Excerpts from a dataset
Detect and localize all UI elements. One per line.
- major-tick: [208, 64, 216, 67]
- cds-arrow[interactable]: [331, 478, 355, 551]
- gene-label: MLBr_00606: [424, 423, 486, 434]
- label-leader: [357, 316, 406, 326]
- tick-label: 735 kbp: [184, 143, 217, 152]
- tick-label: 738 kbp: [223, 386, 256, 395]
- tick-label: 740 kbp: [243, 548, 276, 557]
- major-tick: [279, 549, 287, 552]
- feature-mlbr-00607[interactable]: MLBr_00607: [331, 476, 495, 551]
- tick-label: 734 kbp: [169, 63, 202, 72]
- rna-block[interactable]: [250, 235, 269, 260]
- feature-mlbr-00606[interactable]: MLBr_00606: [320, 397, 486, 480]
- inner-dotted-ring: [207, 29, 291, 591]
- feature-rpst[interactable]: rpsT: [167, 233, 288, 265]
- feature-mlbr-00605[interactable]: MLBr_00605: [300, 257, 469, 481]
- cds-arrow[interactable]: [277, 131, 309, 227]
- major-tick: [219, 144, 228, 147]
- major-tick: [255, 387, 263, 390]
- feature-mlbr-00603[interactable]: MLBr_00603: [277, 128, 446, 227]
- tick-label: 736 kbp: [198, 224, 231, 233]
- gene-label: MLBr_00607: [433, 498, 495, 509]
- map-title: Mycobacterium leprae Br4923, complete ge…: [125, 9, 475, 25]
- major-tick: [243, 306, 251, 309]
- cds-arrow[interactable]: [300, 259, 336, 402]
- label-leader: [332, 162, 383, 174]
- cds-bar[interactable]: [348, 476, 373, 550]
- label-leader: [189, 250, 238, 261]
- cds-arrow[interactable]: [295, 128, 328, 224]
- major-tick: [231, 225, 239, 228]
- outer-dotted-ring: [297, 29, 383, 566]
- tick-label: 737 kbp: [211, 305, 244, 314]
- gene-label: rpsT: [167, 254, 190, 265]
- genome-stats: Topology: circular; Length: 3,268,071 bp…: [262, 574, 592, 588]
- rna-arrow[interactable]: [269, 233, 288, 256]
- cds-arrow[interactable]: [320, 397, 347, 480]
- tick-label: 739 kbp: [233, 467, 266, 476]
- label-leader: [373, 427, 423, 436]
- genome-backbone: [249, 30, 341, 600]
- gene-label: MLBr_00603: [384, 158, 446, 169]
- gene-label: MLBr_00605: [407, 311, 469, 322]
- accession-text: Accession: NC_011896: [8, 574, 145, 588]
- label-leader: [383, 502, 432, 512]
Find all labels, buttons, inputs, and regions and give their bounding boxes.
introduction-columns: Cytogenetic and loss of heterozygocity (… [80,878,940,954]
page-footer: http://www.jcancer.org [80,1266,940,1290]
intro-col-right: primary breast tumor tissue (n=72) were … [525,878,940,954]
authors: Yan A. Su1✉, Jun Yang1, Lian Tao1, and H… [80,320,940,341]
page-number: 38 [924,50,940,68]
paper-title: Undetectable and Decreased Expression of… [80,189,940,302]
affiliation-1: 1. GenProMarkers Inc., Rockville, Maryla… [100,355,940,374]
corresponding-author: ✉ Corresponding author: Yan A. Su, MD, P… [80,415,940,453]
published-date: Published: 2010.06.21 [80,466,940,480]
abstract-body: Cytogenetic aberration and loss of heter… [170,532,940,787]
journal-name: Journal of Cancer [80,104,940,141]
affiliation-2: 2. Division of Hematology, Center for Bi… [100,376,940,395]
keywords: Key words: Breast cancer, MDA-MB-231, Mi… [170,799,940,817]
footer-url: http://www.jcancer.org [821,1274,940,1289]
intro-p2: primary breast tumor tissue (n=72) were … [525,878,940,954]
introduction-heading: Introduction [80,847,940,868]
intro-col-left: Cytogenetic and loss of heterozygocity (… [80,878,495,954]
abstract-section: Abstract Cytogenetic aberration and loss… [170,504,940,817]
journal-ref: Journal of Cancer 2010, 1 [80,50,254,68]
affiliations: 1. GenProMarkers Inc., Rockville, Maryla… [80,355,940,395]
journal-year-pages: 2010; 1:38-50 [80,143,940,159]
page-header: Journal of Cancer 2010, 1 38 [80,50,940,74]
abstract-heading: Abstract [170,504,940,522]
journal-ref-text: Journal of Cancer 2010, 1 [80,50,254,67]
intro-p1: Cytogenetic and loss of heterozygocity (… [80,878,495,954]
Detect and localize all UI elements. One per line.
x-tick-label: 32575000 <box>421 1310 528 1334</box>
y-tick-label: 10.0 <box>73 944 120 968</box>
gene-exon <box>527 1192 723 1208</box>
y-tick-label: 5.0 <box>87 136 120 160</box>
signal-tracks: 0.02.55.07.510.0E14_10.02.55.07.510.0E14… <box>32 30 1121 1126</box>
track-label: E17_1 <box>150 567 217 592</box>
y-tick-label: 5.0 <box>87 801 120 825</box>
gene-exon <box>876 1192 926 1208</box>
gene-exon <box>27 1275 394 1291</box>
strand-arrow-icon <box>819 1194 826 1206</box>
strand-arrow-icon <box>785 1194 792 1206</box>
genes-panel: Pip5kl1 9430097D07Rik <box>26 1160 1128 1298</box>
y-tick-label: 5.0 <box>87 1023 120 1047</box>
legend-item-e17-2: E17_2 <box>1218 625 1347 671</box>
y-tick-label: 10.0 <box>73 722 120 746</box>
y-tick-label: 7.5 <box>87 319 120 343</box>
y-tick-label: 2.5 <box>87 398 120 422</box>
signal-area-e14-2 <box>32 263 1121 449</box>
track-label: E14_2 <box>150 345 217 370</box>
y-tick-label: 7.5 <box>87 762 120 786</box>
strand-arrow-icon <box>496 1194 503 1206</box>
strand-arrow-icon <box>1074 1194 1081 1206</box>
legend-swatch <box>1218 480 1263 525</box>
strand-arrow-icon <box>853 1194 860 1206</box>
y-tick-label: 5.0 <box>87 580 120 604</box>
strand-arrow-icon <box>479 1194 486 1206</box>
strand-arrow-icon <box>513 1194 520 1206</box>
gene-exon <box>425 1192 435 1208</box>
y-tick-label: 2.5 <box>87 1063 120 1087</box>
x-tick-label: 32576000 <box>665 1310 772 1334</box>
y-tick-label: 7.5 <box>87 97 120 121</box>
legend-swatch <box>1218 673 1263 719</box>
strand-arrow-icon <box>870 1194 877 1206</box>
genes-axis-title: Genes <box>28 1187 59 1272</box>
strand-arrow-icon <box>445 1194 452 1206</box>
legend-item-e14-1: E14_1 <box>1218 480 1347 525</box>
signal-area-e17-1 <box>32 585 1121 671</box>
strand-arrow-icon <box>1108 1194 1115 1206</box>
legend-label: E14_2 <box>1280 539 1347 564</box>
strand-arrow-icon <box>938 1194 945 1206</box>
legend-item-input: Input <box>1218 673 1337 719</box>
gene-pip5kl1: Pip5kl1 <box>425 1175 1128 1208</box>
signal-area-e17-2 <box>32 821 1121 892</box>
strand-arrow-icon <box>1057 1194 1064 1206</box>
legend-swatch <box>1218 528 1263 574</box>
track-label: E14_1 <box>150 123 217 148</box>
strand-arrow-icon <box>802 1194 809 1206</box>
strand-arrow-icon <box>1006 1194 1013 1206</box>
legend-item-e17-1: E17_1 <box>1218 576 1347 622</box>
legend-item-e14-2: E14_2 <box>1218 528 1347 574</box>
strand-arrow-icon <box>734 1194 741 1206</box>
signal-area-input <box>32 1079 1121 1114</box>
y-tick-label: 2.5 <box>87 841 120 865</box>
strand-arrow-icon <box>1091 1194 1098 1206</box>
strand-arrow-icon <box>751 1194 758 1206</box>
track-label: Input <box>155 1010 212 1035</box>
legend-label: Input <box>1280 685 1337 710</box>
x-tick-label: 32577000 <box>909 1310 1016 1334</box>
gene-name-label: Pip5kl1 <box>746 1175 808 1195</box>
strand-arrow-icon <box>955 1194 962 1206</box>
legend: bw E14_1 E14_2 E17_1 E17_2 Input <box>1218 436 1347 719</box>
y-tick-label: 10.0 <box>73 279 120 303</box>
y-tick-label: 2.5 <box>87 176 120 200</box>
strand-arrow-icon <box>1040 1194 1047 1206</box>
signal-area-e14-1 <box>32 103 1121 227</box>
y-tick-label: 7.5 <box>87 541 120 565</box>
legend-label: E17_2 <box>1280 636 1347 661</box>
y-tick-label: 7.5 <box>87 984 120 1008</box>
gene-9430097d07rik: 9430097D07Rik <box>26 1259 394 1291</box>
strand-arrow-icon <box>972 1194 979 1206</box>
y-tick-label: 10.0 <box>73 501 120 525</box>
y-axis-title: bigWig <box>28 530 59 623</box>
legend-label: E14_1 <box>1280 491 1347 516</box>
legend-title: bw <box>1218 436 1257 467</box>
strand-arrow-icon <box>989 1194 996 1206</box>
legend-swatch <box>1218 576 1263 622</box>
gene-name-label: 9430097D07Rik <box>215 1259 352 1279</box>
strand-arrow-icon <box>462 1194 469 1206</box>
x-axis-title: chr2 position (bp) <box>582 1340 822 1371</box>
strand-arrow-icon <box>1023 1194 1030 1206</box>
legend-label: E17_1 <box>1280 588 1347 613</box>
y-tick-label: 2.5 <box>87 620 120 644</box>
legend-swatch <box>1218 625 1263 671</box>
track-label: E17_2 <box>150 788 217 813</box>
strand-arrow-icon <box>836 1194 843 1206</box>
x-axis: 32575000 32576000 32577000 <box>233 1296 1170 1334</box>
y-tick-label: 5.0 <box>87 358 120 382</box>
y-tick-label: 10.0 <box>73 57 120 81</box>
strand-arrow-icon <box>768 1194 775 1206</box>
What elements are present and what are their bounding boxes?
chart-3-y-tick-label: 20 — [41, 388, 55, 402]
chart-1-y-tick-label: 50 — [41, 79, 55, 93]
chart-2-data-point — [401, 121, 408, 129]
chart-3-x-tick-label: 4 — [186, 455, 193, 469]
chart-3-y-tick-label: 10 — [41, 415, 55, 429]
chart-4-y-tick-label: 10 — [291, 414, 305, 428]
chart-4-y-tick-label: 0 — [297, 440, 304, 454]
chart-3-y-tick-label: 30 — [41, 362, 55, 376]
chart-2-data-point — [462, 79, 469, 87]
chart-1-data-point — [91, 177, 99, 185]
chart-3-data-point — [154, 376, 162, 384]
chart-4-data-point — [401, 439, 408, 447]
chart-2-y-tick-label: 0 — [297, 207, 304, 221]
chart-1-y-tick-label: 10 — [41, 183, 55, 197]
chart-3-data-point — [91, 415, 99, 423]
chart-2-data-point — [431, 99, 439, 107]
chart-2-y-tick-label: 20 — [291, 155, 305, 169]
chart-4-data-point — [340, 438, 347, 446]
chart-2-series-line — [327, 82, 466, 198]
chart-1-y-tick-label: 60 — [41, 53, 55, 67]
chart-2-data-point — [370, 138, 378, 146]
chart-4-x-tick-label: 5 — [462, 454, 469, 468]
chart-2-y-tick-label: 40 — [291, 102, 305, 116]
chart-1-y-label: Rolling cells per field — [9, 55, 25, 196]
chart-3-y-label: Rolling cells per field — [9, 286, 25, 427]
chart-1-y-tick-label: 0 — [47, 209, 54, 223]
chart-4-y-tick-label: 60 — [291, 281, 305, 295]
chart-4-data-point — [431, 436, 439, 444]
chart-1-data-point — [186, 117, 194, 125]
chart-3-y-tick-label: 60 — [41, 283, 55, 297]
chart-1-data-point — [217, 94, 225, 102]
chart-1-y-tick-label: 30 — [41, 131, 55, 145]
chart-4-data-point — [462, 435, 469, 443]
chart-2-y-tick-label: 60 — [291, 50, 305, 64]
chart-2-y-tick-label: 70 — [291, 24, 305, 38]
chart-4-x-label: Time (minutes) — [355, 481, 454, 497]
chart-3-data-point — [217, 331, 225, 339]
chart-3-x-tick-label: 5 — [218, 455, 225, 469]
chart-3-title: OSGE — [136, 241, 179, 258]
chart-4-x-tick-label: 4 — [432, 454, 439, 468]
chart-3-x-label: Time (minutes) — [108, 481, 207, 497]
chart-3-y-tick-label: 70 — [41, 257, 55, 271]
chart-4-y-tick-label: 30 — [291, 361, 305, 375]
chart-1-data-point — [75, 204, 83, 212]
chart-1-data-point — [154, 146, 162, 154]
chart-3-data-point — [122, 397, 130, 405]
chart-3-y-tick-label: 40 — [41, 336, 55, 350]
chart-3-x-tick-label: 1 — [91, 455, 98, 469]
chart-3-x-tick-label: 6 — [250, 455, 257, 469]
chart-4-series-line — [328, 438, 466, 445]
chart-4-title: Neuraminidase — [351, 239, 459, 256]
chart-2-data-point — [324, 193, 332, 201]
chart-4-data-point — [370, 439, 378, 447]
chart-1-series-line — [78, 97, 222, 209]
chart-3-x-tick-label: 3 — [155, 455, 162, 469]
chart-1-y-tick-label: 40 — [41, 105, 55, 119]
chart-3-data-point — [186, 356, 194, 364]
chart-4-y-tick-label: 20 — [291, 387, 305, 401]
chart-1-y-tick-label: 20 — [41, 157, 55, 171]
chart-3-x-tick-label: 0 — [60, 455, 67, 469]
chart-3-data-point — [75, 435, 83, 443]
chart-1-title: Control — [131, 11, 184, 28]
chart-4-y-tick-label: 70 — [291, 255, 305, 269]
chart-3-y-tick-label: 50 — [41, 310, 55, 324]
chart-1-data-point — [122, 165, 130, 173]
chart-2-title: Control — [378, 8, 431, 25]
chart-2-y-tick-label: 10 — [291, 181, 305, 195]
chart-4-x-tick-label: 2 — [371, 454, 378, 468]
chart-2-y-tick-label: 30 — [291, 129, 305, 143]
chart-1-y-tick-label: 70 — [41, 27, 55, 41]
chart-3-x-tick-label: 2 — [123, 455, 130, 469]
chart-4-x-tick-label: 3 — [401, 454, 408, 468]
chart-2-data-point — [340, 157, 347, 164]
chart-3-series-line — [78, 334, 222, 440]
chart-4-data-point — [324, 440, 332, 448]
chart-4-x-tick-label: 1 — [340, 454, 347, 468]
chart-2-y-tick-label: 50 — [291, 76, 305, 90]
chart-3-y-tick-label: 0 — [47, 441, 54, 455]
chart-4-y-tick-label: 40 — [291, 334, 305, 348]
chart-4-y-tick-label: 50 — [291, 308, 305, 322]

**WORK ITEM**
Look through the entries above. Extract each line with the word "ring".

**WRITTEN ANSWER**
- inner-dotted-ring: [207, 29, 291, 591]
- outer-dotted-ring: [297, 29, 383, 566]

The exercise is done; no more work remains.